Domestic Violence Against Men: Shamed into Silence

Statistics regarding how many men are victims of domestic violence compared to women are hotly debated. According to the National Domestic Violence Hotline, 20% of all domestic violence victims are male, yet there are substantially less resources for male victims than female victims, even less than what would be considered proportionally  appropriate. With that percent in mind, there should at least 300 battered men’s shelters for the approximate 1,500 shelters for battered women. Yet there are not, why?

Regardless at what ratio it occurs, both genders can be and are subjected to domestic violence at an unacceptable frequency. This disparity in resources for battered men, however, is emblematic of a deeper problem in how we discuss and approach domestic violence.

Why is it so uncomfortable to think that a man could be the victim of domestic violence and that a woman could be the perpetrator? Because to do so would dismantle all our preconceived notions of masculinity and femininity. A woman can be an abuser and a man can be a victim shamed into silence.

The Patriarchy Hurts both Male and Female Victims of Domestic Violence

Both male and female abusers benefit from the patriarchal ideals that society has instilled in us, albeit in different ways. Male abusers benefit because, of course, they feel emboldened by the blatant privilege that society gives their sex to act out on their “masculine” aggression.

Female abusers, on the other hand, benefit from the patriarchy because no one expects them to be the instigators of physical aggression, given how society has gendered violence and how it has gendered male and female social behavior.

§ **Listed records**:
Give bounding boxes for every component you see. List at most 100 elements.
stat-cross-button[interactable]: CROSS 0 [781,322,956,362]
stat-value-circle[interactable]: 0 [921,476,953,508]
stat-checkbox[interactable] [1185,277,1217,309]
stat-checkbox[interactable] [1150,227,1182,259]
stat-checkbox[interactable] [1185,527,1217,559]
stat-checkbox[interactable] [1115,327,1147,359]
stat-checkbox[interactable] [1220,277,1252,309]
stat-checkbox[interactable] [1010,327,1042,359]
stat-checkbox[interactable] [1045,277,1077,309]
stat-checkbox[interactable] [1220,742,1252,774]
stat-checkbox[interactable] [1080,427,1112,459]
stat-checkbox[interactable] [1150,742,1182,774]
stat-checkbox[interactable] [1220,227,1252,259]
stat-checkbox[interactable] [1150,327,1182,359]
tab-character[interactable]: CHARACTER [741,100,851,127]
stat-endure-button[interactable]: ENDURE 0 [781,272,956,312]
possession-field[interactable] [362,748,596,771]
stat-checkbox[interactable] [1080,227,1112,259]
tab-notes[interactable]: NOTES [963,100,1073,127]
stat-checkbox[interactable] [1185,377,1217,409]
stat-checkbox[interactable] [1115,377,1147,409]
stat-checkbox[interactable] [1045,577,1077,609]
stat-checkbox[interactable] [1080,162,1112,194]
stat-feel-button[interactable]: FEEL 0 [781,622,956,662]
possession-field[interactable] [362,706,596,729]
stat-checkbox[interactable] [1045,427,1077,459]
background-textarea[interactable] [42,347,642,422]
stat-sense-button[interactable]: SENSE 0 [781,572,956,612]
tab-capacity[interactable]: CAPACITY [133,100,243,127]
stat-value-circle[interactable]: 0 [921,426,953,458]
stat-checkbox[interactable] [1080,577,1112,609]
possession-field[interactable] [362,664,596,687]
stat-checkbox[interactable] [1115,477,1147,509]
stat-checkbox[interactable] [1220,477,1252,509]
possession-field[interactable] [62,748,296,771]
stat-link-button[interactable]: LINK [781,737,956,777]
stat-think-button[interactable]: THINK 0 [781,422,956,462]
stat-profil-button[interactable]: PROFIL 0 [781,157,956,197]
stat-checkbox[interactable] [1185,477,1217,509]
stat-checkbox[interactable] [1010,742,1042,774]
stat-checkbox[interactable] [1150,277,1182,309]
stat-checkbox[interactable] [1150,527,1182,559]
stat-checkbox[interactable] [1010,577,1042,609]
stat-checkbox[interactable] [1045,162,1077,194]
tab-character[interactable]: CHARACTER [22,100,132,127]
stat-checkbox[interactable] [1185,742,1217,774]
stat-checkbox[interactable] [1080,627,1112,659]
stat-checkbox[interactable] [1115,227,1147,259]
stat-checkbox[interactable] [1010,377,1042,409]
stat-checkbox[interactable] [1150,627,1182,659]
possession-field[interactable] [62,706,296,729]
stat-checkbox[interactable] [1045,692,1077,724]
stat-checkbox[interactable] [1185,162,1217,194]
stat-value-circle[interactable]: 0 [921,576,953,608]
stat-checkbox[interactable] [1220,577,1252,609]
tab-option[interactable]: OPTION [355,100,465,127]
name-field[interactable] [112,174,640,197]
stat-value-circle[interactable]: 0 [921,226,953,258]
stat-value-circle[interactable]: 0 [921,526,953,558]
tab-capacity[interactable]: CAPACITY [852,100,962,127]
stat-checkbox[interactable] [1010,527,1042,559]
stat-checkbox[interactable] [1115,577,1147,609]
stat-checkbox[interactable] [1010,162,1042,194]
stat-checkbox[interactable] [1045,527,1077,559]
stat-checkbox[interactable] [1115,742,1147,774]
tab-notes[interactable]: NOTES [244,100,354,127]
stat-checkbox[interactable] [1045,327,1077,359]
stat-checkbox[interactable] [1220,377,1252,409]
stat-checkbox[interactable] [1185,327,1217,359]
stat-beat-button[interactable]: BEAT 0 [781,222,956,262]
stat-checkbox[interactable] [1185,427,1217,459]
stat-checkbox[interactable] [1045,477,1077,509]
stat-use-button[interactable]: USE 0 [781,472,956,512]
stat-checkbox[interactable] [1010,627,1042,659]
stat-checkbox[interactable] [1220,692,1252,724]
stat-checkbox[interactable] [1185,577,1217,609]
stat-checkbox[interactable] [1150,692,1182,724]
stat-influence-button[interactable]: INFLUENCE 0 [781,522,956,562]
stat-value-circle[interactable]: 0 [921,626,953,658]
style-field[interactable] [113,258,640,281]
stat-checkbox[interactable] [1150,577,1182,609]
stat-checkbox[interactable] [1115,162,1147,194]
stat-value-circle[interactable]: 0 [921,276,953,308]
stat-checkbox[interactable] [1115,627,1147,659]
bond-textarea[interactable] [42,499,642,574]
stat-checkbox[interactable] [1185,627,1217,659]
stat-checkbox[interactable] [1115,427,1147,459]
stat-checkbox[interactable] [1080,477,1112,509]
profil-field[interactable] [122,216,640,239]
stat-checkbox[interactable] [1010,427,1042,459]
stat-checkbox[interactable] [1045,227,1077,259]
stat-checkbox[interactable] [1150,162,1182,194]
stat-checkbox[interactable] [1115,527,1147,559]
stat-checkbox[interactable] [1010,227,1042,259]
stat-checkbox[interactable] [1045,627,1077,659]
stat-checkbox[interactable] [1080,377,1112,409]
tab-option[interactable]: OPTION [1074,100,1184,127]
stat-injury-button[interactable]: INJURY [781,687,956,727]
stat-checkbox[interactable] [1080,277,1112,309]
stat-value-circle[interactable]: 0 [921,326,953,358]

§ **Directions**:
A – Please answer these questions using the article on domestic violence against men:
(i) According to the National Domestic Violence Hotline, what percentage of all domestic violence victims are male?
(ii) Approximately how many shelters for battered women does the article mention?
(iii) Why do female abusers benefit from the patriarchy, according to the article?
B – Translate this sentence from the article on domestic violence against men into Spanish: "A woman can be an abuser and a man can be a victim shamed into silence."
The items are not needed for the tasks.

§ **Responses for each task**:
A –
(i) 20%
(ii) Approximately 1,500
(iii) Because no one expects them to be the instigators of physical aggression, given how society has gendered violence and male and female social behavior.

B – Una mujer puede ser una agresora y un hombre puede ser una víctima a quien la vergüenza reduce al silencio.